» **EXERCISE REQUIREMENTS**
State how many lines of the data contain the word "average", and write nothing besides the number.

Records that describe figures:
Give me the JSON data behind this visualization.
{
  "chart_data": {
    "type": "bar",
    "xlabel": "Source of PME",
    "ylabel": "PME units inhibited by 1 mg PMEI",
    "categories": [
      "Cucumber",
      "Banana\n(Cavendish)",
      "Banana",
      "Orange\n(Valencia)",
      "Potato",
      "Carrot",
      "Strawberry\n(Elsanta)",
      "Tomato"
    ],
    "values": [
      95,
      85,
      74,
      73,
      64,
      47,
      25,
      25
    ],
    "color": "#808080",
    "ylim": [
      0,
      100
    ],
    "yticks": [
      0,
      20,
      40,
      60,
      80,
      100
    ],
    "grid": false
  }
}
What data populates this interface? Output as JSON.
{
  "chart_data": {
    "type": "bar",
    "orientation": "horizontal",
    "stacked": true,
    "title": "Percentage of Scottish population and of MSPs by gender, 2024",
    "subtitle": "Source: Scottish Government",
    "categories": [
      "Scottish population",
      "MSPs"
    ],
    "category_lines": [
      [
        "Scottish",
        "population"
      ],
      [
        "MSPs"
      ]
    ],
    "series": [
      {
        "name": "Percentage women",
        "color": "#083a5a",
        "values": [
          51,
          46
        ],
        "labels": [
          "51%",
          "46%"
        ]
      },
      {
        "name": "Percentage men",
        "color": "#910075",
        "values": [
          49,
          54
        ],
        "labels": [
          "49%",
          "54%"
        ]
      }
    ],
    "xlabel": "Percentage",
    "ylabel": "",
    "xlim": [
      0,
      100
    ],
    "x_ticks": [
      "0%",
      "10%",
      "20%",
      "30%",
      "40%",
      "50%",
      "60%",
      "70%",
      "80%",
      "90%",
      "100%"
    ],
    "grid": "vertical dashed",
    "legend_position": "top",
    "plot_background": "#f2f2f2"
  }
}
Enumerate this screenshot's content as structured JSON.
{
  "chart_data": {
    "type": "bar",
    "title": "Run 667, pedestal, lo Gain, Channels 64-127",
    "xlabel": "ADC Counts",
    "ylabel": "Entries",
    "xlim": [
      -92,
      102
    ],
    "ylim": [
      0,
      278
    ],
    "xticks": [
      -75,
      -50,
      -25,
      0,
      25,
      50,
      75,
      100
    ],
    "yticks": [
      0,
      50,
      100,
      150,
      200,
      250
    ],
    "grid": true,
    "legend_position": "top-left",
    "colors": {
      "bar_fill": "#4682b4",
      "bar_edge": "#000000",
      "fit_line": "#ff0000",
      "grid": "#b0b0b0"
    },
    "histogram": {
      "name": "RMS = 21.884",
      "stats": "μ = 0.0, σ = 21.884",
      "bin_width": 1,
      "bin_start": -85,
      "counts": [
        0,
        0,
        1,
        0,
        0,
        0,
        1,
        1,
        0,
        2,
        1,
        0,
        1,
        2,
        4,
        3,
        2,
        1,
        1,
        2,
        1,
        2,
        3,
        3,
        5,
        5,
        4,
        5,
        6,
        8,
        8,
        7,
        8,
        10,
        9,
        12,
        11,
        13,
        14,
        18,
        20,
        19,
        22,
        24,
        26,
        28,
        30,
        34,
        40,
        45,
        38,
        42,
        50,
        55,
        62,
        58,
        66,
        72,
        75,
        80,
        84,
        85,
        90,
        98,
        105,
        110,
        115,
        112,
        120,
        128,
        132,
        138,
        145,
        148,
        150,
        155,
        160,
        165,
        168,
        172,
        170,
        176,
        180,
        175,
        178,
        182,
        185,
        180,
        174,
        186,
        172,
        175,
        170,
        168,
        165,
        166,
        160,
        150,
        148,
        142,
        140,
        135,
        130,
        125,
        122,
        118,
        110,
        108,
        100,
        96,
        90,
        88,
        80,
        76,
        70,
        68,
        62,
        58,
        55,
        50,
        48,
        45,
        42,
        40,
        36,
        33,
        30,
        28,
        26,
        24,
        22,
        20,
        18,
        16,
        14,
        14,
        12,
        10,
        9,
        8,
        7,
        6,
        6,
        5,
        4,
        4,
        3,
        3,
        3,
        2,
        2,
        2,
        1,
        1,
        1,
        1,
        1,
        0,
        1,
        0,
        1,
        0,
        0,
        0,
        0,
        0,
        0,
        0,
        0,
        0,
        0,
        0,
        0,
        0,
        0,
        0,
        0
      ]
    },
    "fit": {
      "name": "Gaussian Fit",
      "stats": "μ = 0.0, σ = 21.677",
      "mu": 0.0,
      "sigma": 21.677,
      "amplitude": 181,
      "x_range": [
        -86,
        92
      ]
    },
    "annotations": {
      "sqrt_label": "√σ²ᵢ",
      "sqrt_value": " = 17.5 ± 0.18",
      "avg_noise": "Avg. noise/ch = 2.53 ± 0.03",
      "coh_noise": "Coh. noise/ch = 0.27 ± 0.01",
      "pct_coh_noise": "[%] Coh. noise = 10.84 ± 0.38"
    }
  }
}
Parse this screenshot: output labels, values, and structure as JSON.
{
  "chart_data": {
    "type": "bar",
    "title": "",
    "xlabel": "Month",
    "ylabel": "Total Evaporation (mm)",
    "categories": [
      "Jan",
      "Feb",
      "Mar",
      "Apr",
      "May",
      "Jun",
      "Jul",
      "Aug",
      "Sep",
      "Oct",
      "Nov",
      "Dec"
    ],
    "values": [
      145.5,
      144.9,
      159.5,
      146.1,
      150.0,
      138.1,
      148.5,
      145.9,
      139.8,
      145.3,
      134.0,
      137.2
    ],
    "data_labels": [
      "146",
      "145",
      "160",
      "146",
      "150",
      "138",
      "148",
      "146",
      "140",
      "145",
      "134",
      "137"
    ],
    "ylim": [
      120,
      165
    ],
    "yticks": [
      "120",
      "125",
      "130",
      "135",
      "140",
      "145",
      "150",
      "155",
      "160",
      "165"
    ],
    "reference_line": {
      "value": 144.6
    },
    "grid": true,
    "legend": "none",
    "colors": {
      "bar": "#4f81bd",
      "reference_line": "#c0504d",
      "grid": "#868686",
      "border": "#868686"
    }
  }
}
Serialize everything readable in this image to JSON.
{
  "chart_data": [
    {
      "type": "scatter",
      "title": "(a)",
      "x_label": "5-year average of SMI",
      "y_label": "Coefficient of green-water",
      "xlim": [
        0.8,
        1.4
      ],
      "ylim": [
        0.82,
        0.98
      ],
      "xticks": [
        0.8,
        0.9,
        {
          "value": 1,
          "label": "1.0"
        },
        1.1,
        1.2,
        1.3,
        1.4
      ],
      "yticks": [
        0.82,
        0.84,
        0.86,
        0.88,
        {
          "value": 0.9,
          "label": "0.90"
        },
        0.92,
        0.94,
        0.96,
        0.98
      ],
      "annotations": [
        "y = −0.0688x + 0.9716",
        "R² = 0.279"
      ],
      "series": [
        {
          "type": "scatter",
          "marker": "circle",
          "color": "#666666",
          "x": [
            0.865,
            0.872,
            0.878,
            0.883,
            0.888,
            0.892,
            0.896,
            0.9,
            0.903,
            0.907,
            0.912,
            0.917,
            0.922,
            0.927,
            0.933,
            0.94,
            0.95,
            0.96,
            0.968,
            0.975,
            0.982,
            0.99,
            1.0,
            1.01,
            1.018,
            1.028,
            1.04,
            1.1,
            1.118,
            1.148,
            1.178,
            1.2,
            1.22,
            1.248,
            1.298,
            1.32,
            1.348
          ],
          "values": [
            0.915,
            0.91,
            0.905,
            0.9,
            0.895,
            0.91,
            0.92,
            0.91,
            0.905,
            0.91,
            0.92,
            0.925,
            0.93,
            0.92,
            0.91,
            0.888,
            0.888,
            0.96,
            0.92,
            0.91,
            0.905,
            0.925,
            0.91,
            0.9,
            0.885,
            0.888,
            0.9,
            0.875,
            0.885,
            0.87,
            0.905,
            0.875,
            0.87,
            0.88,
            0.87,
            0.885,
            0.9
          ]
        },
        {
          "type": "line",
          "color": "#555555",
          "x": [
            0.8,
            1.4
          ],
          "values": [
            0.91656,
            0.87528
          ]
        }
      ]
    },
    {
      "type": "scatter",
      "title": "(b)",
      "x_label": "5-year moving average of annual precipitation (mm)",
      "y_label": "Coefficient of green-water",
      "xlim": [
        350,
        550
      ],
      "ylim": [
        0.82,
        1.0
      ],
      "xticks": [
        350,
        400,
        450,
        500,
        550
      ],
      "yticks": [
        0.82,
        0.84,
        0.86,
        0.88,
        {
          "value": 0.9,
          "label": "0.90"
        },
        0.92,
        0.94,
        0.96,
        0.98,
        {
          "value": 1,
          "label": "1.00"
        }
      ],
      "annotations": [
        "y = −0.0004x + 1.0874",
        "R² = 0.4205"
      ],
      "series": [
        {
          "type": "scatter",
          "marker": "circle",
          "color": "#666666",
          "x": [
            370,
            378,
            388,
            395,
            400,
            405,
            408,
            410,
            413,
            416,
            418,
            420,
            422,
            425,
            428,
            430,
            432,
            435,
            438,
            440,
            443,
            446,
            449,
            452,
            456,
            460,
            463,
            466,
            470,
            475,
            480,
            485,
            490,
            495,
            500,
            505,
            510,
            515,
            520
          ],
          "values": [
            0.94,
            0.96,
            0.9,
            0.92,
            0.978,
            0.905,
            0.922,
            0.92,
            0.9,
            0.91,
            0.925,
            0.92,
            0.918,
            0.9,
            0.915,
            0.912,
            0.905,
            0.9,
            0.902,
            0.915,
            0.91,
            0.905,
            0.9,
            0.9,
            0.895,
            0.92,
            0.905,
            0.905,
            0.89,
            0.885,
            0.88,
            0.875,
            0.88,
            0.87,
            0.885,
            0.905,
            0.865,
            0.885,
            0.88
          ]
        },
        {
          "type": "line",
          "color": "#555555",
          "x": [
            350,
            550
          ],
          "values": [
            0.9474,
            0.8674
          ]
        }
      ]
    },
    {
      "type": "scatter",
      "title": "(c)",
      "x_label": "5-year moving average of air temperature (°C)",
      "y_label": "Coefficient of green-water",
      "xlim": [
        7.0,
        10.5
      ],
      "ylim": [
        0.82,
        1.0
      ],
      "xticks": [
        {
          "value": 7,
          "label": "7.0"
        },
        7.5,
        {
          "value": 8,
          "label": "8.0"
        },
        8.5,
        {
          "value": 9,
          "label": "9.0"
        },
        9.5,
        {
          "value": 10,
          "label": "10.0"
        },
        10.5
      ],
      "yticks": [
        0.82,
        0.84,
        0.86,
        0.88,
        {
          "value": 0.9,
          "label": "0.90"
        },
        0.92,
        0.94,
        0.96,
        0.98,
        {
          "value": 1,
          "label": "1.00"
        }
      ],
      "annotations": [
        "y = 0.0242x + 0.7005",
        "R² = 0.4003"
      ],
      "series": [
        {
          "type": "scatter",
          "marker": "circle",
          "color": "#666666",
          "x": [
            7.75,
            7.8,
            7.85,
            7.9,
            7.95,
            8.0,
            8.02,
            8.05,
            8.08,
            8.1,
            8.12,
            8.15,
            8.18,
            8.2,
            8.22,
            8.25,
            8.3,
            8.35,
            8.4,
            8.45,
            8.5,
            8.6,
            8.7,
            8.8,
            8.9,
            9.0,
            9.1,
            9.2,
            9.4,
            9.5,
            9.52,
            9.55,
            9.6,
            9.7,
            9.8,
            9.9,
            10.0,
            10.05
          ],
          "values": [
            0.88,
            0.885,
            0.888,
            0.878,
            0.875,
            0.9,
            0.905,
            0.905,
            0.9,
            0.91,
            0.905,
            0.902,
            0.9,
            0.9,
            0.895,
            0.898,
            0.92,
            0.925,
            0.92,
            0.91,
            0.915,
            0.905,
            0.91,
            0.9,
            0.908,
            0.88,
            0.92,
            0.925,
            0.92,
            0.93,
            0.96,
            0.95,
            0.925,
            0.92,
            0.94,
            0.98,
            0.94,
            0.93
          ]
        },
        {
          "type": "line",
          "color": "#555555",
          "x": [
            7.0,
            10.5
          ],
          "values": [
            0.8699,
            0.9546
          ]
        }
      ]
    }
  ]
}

» **RESPONSE FOR THIS EXERCISE**
3